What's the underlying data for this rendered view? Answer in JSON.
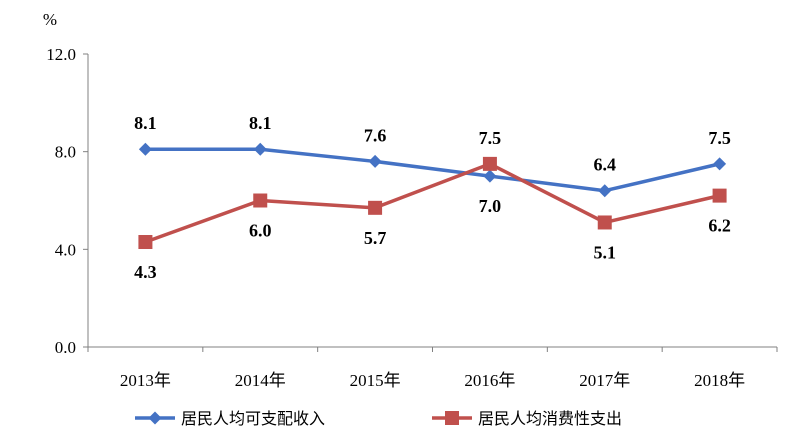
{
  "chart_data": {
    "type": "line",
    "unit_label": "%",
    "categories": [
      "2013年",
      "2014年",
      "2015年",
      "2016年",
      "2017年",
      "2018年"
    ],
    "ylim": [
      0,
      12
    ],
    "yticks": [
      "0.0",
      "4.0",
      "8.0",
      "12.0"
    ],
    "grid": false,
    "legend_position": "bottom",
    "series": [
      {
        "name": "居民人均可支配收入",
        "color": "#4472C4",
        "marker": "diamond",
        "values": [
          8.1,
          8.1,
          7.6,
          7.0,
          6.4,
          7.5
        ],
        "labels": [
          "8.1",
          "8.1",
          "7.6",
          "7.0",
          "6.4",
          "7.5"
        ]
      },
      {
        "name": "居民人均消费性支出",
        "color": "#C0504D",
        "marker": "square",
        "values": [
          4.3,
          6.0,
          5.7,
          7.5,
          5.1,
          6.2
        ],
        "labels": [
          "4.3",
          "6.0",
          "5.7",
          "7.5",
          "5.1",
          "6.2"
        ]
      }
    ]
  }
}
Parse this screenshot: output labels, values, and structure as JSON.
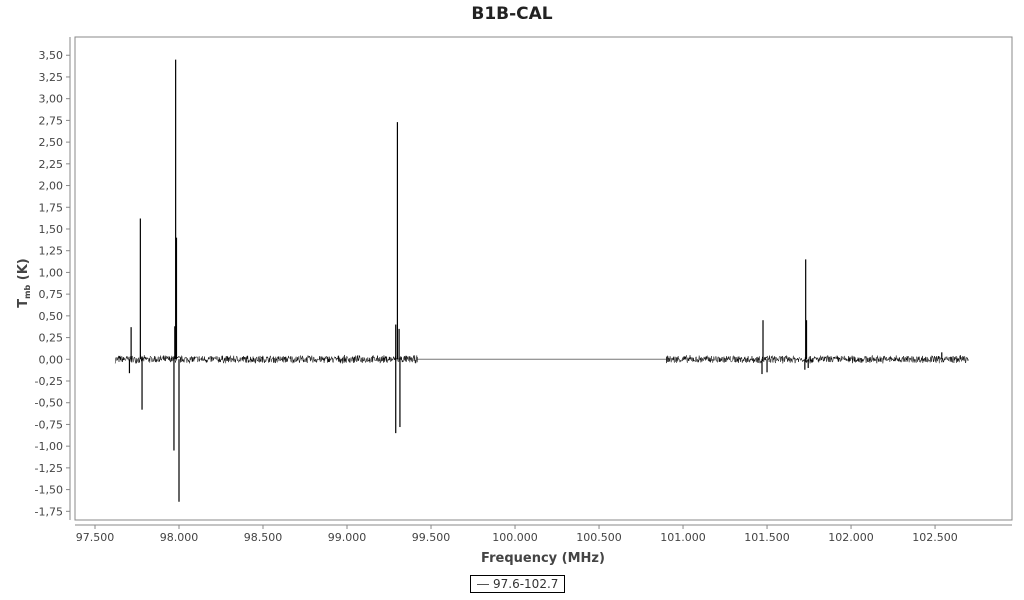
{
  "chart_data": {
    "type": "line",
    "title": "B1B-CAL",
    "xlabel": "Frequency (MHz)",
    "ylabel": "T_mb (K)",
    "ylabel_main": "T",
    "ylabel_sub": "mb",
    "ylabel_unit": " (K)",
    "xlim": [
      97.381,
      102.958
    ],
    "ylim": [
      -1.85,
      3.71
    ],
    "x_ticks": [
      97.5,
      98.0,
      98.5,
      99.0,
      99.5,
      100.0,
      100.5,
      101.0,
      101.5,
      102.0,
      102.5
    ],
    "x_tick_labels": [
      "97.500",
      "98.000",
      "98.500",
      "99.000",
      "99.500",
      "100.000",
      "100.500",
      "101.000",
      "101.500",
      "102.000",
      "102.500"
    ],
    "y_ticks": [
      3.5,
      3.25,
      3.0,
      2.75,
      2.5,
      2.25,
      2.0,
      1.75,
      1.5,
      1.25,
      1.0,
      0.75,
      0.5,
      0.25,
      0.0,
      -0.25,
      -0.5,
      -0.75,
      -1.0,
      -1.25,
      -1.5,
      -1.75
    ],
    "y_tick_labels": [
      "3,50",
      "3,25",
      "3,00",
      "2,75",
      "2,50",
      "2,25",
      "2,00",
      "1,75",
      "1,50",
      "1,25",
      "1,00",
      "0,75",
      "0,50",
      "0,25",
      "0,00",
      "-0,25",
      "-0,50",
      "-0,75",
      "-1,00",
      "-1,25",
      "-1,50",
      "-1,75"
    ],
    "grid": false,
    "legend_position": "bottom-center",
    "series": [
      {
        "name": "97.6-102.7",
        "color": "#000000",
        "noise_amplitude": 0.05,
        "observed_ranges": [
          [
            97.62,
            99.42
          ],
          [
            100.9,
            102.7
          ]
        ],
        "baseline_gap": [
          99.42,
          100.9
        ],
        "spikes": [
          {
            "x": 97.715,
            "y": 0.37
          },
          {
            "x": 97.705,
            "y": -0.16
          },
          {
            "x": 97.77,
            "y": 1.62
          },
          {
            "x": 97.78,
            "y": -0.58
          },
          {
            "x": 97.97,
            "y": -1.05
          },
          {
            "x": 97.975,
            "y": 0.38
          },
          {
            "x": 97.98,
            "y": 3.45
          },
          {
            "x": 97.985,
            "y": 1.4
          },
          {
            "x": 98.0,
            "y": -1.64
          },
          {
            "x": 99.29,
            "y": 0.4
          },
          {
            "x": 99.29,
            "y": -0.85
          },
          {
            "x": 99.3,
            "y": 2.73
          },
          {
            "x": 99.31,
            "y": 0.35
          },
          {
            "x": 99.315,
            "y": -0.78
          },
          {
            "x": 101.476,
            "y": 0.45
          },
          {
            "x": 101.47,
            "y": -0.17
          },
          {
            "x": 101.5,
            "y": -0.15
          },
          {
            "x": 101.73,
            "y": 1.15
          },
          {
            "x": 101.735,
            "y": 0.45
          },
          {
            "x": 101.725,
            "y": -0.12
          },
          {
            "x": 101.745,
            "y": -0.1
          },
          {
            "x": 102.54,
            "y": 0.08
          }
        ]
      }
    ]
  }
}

━━━━━━━━━━

> _TASK PROMPT_
Every entry above needs to be retyped exactly; drop the pictures.

> _WRITTEN SOLUTION_
What's the underlying data for this rendered view? Answer in JSON.
{
  "chart_data": {
    "type": "line",
    "unit_label": "%",
    "categories": [
      "2013年",
      "2014年",
      "2015年",
      "2016年",
      "2017年",
      "2018年"
    ],
    "ylim": [
      0,
      12
    ],
    "yticks": [
      "0.0",
      "4.0",
      "8.0",
      "12.0"
    ],
    "grid": false,
    "legend_position": "bottom",
    "series": [
      {
        "name": "居民人均可支配收入",
        "color": "#4472C4",
        "marker": "diamond",
        "values": [
          8.1,
          8.1,
          7.6,
          7.0,
          6.4,
          7.5
        ],
        "labels": [
          "8.1",
          "8.1",
          "7.6",
          "7.0",
          "6.4",
          "7.5"
        ]
      },
      {
        "name": "居民人均消费性支出",
        "color": "#C0504D",
        "marker": "square",
        "values": [
          4.3,
          6.0,
          5.7,
          7.5,
          5.1,
          6.2
        ],
        "labels": [
          "4.3",
          "6.0",
          "5.7",
          "7.5",
          "5.1",
          "6.2"
        ]
      }
    ]
  }
}
Parse this screenshot: output labels, values, and structure as JSON.
{
  "chart_data": {
    "type": "line",
    "title": "B1B-CAL",
    "xlabel": "Frequency (MHz)",
    "ylabel": "T_mb (K)",
    "ylabel_main": "T",
    "ylabel_sub": "mb",
    "ylabel_unit": " (K)",
    "xlim": [
      97.381,
      102.958
    ],
    "ylim": [
      -1.85,
      3.71
    ],
    "x_ticks": [
      97.5,
      98.0,
      98.5,
      99.0,
      99.5,
      100.0,
      100.5,
      101.0,
      101.5,
      102.0,
      102.5
    ],
    "x_tick_labels": [
      "97.500",
      "98.000",
      "98.500",
      "99.000",
      "99.500",
      "100.000",
      "100.500",
      "101.000",
      "101.500",
      "102.000",
      "102.500"
    ],
    "y_ticks": [
      3.5,
      3.25,
      3.0,
      2.75,
      2.5,
      2.25,
      2.0,
      1.75,
      1.5,
      1.25,
      1.0,
      0.75,
      0.5,
      0.25,
      0.0,
      -0.25,
      -0.5,
      -0.75,
      -1.0,
      -1.25,
      -1.5,
      -1.75
    ],
    "y_tick_labels": [
      "3,50",
      "3,25",
      "3,00",
      "2,75",
      "2,50",
      "2,25",
      "2,00",
      "1,75",
      "1,50",
      "1,25",
      "1,00",
      "0,75",
      "0,50",
      "0,25",
      "0,00",
      "-0,25",
      "-0,50",
      "-0,75",
      "-1,00",
      "-1,25",
      "-1,50",
      "-1,75"
    ],
    "grid": false,
    "legend_position": "bottom-center",
    "series": [
      {
        "name": "97.6-102.7",
        "color": "#000000",
        "noise_amplitude": 0.05,
        "observed_ranges": [
          [
            97.62,
            99.42
          ],
          [
            100.9,
            102.7
          ]
        ],
        "baseline_gap": [
          99.42,
          100.9
        ],
        "spikes": [
          {
            "x": 97.715,
            "y": 0.37
          },
          {
            "x": 97.705,
            "y": -0.16
          },
          {
            "x": 97.77,
            "y": 1.62
          },
          {
            "x": 97.78,
            "y": -0.58
          },
          {
            "x": 97.97,
            "y": -1.05
          },
          {
            "x": 97.975,
            "y": 0.38
          },
          {
            "x": 97.98,
            "y": 3.45
          },
          {
            "x": 97.985,
            "y": 1.4
          },
          {
            "x": 98.0,
            "y": -1.64
          },
          {
            "x": 99.29,
            "y": 0.4
          },
          {
            "x": 99.29,
            "y": -0.85
          },
          {
            "x": 99.3,
            "y": 2.73
          },
          {
            "x": 99.31,
            "y": 0.35
          },
          {
            "x": 99.315,
            "y": -0.78
          },
          {
            "x": 101.476,
            "y": 0.45
          },
          {
            "x": 101.47,
            "y": -0.17
          },
          {
            "x": 101.5,
            "y": -0.15
          },
          {
            "x": 101.73,
            "y": 1.15
          },
          {
            "x": 101.735,
            "y": 0.45
          },
          {
            "x": 101.725,
            "y": -0.12
          },
          {
            "x": 101.745,
            "y": -0.1
          },
          {
            "x": 102.54,
            "y": 0.08
          }
        ]
      }
    ]
  }
}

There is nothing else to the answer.